## START EXTRACTED INFORMATION
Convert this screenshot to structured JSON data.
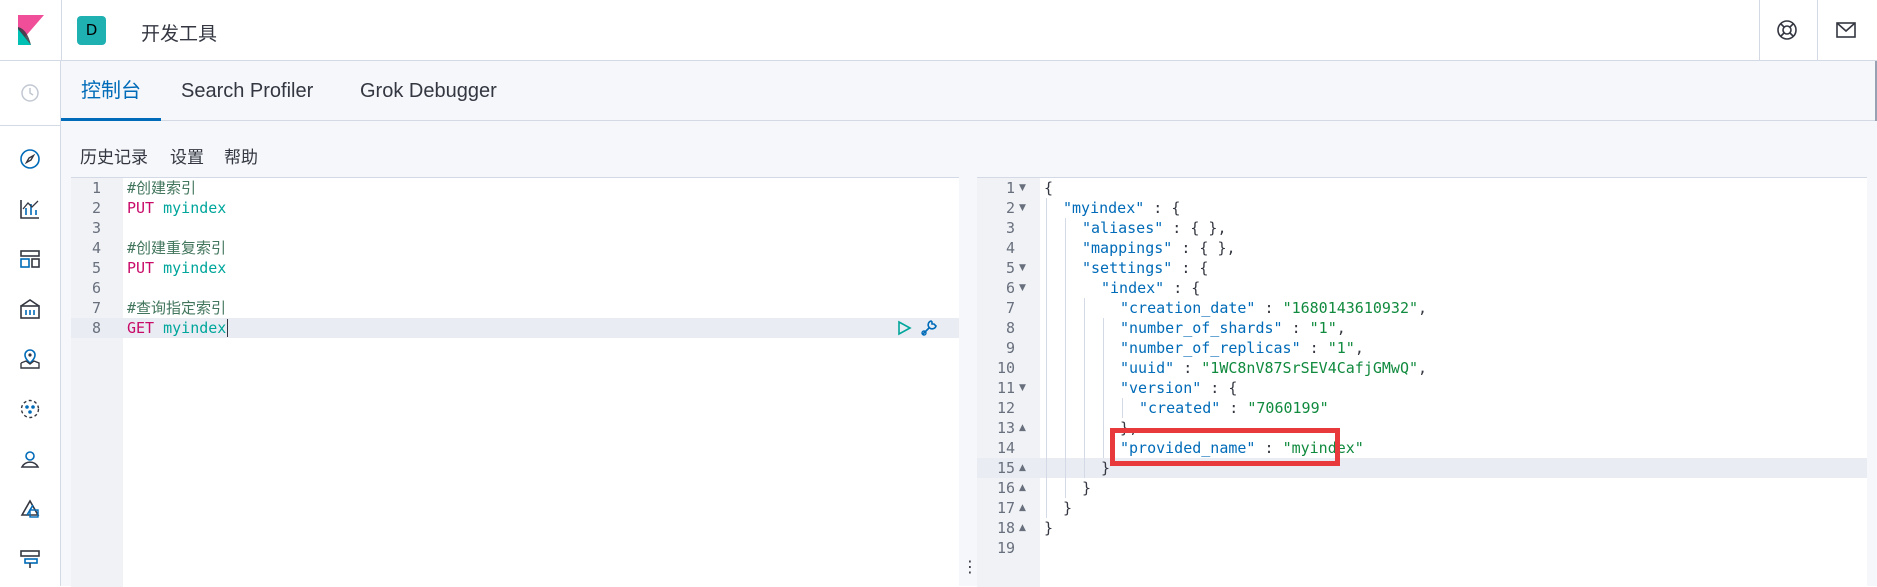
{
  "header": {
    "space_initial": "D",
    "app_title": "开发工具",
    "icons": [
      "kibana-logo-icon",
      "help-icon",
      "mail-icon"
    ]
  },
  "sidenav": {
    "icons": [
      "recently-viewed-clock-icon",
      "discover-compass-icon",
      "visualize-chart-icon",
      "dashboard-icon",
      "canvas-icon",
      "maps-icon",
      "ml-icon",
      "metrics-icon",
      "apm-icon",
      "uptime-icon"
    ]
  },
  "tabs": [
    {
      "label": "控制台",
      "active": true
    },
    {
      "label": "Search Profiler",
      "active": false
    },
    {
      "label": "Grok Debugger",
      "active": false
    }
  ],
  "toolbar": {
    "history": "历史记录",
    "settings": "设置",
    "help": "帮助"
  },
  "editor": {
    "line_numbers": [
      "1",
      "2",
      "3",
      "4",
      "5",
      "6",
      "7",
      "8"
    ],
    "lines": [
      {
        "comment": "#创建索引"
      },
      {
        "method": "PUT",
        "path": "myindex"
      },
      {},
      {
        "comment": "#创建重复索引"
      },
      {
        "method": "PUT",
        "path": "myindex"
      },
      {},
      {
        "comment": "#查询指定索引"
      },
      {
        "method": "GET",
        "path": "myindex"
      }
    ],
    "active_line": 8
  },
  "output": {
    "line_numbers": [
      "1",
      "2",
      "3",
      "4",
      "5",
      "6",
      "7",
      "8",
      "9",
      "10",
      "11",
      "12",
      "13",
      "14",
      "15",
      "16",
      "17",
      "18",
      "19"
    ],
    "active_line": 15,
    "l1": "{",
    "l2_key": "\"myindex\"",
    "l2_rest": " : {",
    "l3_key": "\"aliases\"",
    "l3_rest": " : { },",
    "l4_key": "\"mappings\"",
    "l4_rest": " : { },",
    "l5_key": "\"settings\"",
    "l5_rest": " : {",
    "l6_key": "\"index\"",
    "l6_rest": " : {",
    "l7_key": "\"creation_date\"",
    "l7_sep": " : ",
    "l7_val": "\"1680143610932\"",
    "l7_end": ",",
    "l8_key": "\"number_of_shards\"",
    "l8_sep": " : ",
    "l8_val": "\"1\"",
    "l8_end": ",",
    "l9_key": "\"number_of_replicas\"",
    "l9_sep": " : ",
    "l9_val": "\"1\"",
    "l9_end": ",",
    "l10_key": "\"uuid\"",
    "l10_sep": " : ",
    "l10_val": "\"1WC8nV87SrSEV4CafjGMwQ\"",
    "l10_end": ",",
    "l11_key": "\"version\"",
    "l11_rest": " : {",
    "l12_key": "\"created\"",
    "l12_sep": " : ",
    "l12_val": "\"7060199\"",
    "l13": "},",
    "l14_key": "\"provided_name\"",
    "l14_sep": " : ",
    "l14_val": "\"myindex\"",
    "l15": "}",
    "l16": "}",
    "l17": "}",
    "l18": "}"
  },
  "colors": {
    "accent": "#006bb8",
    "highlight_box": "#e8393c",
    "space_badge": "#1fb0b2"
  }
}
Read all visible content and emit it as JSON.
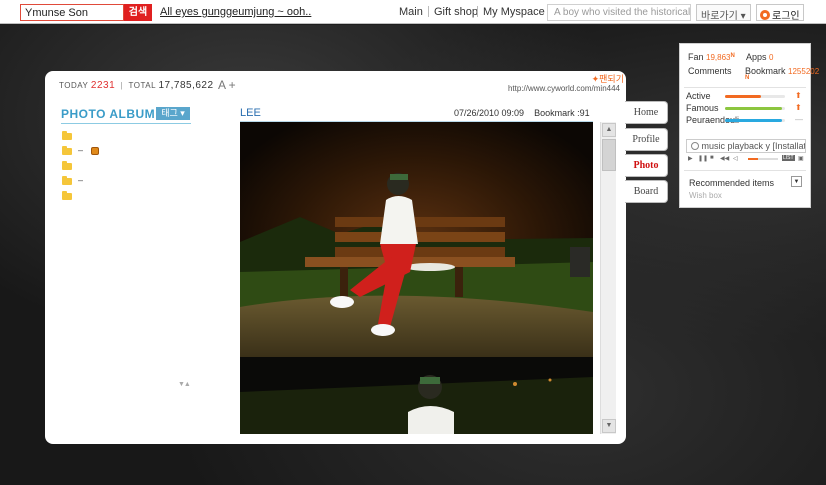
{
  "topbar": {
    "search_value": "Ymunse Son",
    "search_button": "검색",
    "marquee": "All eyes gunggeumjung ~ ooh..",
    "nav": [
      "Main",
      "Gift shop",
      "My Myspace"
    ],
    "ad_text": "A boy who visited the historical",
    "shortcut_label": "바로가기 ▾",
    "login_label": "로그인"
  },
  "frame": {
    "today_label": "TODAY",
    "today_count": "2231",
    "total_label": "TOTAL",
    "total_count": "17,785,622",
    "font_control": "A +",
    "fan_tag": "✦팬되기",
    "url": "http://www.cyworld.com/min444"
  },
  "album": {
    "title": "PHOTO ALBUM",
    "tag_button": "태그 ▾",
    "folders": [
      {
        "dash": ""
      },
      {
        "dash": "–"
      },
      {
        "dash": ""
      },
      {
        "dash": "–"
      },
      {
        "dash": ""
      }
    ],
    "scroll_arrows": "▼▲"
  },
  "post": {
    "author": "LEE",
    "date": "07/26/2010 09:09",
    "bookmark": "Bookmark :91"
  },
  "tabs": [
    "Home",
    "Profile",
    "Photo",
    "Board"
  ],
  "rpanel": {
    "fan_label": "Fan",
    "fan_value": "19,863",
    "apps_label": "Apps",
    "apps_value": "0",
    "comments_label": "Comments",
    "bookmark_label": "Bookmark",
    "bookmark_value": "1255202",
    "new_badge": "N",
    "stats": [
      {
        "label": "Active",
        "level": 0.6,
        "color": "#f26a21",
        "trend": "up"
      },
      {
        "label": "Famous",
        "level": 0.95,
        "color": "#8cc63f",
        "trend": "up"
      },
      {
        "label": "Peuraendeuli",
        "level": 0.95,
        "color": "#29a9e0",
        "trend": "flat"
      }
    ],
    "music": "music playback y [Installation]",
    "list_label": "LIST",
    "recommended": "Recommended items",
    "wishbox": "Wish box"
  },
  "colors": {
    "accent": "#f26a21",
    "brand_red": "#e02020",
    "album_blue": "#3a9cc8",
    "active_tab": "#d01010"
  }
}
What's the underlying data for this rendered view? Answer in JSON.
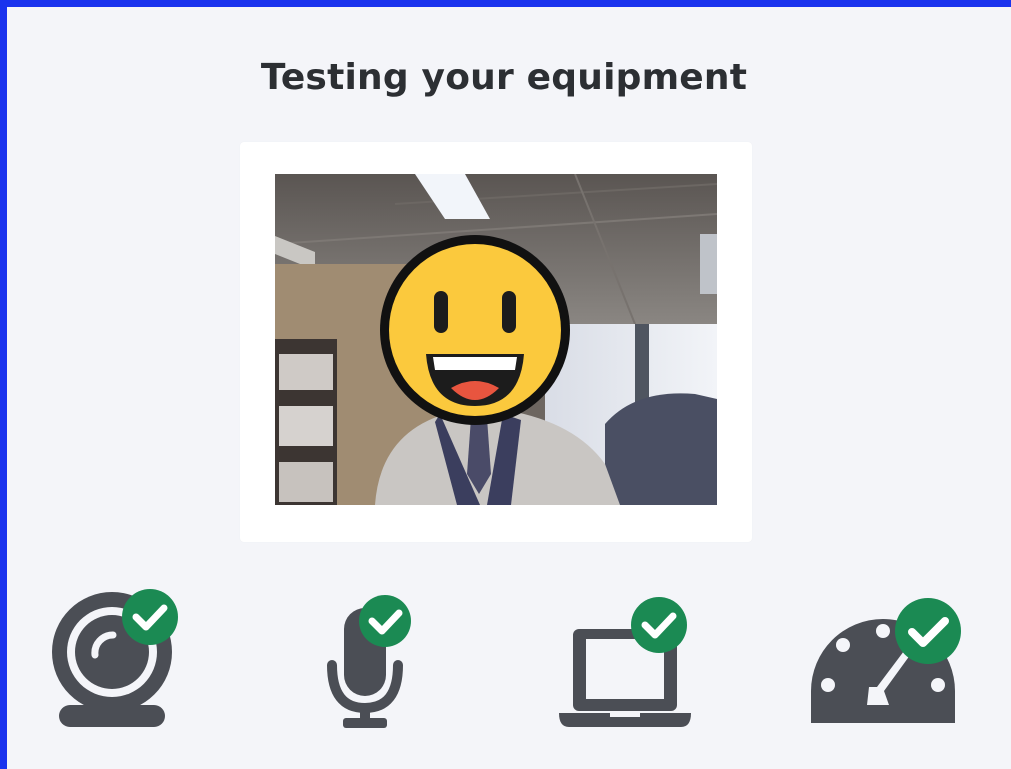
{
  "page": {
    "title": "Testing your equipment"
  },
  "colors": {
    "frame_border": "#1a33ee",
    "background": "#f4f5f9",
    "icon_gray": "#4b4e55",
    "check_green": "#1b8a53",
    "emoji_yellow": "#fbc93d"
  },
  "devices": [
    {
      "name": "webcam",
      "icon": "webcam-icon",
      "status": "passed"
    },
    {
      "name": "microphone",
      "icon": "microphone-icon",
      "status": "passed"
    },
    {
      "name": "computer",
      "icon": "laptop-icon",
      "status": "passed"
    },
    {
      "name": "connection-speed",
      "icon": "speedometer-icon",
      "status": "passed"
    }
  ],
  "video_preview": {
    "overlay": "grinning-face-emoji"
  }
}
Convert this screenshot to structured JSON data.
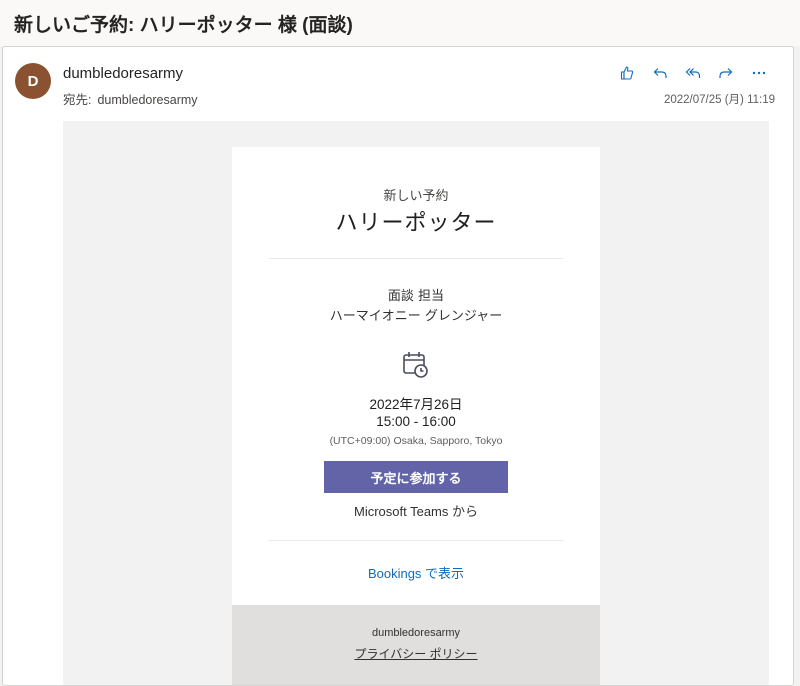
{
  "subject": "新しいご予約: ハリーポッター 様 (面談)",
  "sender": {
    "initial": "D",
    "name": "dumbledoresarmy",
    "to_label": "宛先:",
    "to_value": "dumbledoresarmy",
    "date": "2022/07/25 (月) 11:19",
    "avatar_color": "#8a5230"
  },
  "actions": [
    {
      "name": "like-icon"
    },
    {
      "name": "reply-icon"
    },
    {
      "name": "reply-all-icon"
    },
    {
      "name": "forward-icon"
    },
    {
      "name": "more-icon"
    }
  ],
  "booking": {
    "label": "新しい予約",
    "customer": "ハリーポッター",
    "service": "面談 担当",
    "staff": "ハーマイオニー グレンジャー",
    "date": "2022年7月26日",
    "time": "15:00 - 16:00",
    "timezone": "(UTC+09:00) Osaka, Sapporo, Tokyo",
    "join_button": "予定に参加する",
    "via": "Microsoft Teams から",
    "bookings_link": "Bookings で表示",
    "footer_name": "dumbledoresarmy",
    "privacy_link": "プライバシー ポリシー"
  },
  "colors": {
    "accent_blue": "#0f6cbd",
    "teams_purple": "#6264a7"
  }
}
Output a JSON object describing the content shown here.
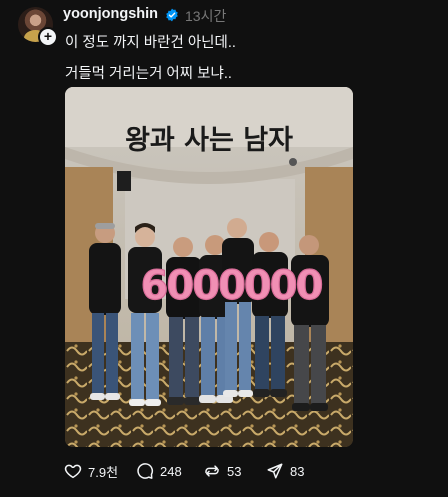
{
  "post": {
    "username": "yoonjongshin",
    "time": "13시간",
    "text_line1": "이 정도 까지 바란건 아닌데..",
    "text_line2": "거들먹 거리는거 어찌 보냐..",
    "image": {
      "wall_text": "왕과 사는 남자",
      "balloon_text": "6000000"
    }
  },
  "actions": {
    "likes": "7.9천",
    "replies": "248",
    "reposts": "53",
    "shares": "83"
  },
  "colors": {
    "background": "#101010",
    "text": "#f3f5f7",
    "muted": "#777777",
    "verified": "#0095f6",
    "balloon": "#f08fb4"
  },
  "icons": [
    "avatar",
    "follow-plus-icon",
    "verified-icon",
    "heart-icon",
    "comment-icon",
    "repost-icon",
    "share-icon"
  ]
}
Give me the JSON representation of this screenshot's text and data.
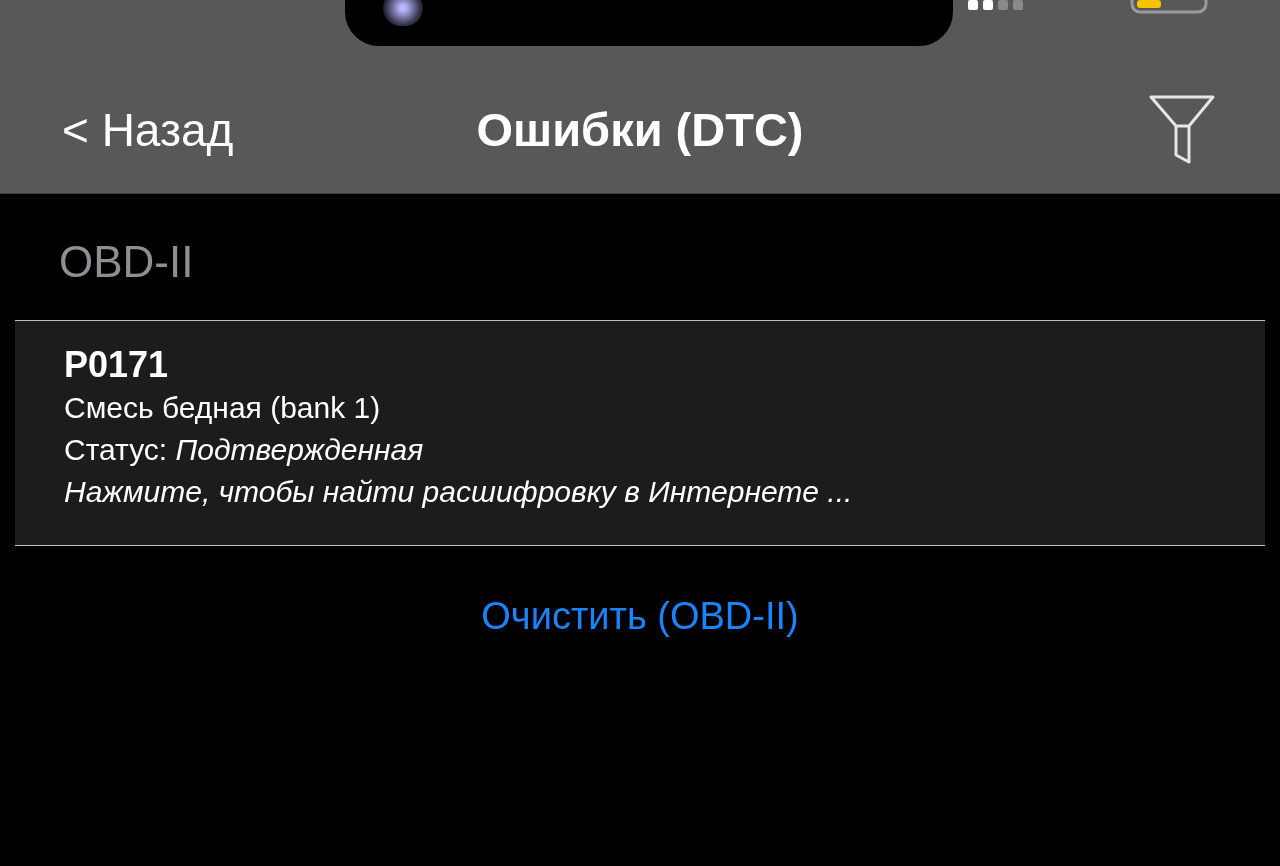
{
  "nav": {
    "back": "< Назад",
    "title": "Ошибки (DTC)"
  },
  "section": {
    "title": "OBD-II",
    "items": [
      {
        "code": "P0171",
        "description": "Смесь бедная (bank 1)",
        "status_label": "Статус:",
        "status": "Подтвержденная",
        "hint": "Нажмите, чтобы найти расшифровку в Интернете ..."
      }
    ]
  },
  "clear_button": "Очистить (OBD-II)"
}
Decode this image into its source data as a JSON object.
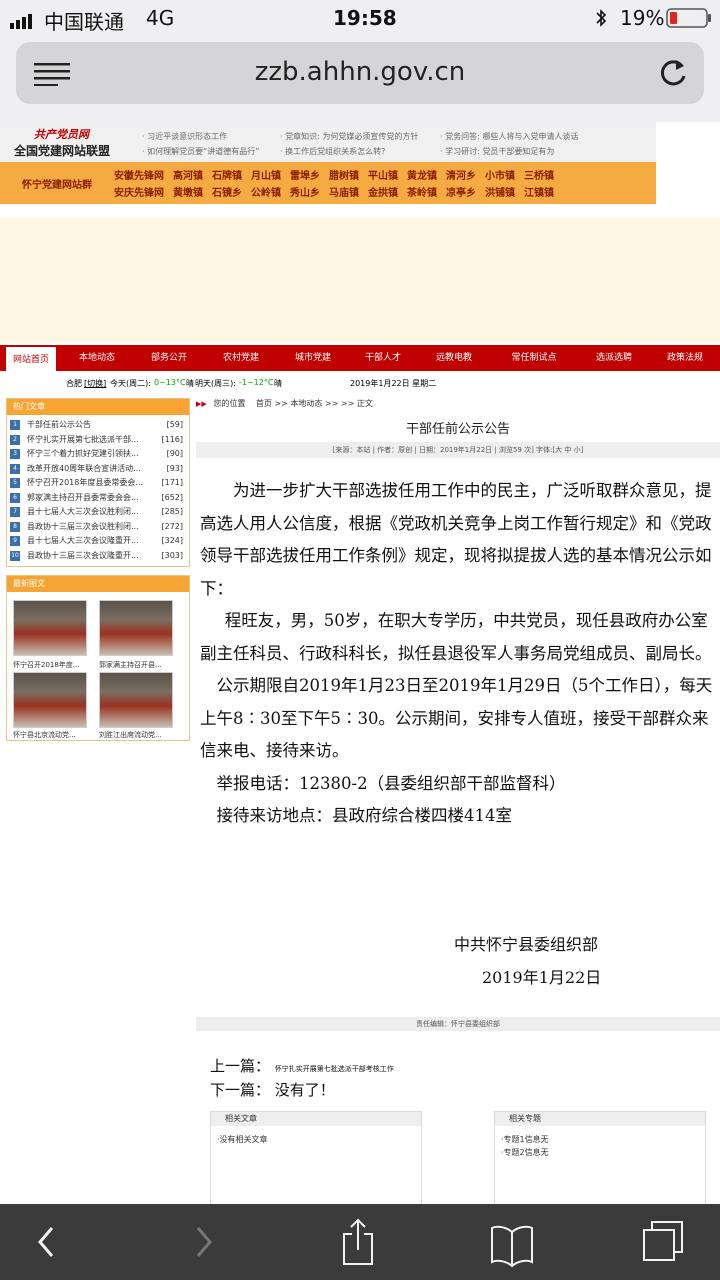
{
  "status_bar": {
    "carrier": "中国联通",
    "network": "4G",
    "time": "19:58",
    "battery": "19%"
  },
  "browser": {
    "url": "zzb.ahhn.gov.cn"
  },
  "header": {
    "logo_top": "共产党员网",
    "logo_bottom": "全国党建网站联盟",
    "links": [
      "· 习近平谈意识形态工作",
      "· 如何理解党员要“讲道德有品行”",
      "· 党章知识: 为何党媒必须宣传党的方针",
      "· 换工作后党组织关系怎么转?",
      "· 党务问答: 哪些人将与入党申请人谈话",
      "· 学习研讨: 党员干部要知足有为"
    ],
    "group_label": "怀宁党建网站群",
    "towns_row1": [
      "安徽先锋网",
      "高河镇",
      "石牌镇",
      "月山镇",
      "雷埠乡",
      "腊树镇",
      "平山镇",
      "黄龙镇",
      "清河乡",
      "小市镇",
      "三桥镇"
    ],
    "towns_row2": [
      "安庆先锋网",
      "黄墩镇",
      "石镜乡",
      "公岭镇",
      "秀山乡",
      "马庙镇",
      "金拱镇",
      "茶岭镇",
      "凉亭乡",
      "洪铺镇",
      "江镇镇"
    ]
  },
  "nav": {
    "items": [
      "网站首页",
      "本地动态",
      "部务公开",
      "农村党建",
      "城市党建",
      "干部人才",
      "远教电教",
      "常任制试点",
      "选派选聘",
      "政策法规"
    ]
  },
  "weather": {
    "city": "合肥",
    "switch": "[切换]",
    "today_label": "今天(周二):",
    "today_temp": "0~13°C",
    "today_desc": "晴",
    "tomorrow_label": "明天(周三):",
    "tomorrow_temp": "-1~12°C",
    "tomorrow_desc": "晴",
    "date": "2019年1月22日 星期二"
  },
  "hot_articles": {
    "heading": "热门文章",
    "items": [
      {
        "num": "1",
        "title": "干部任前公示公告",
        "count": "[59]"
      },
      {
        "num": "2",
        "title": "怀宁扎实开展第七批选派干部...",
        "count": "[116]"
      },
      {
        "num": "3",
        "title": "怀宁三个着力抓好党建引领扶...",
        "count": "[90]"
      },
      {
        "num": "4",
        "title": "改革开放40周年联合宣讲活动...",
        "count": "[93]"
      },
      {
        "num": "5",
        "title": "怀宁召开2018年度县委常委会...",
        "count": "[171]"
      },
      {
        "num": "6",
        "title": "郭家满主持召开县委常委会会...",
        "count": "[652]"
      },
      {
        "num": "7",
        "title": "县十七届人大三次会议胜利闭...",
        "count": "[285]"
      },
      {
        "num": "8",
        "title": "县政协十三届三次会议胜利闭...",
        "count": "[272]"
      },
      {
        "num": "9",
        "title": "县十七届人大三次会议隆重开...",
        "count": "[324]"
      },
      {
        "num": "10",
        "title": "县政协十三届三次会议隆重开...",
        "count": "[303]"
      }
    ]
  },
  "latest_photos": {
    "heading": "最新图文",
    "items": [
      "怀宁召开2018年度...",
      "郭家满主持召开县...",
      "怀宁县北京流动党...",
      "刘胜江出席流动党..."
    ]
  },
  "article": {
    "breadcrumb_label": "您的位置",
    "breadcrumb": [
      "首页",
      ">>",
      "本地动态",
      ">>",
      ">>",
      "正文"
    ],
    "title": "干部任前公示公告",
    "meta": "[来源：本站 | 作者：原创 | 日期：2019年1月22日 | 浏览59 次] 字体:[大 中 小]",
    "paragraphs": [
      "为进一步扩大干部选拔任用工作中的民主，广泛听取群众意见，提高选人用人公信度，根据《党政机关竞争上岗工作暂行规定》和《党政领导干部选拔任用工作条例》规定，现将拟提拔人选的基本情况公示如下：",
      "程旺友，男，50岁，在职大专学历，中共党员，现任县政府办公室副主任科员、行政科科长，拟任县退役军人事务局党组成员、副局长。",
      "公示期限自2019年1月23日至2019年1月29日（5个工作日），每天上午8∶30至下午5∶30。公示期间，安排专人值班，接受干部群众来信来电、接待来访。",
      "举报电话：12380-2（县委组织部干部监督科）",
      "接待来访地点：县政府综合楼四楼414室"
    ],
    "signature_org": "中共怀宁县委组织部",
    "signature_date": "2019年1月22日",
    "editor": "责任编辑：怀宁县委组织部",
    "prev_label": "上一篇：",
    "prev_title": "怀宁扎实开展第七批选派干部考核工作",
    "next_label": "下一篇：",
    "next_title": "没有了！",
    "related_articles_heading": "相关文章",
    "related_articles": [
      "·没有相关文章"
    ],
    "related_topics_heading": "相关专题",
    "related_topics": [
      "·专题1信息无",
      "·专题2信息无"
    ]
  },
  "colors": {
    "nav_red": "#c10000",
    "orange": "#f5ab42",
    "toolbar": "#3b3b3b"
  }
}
## END EXTRACTED INFORMATION
:: EXERCISE ::
Look through the entries above and report each line where the string "ハリーポッター" occurs.

:: SOLUTION FOR THIS PROBLEM ::
  "subject": "新しいご予約: ハリーポッター 様 (面談)",
    "customer": "ハリーポッター",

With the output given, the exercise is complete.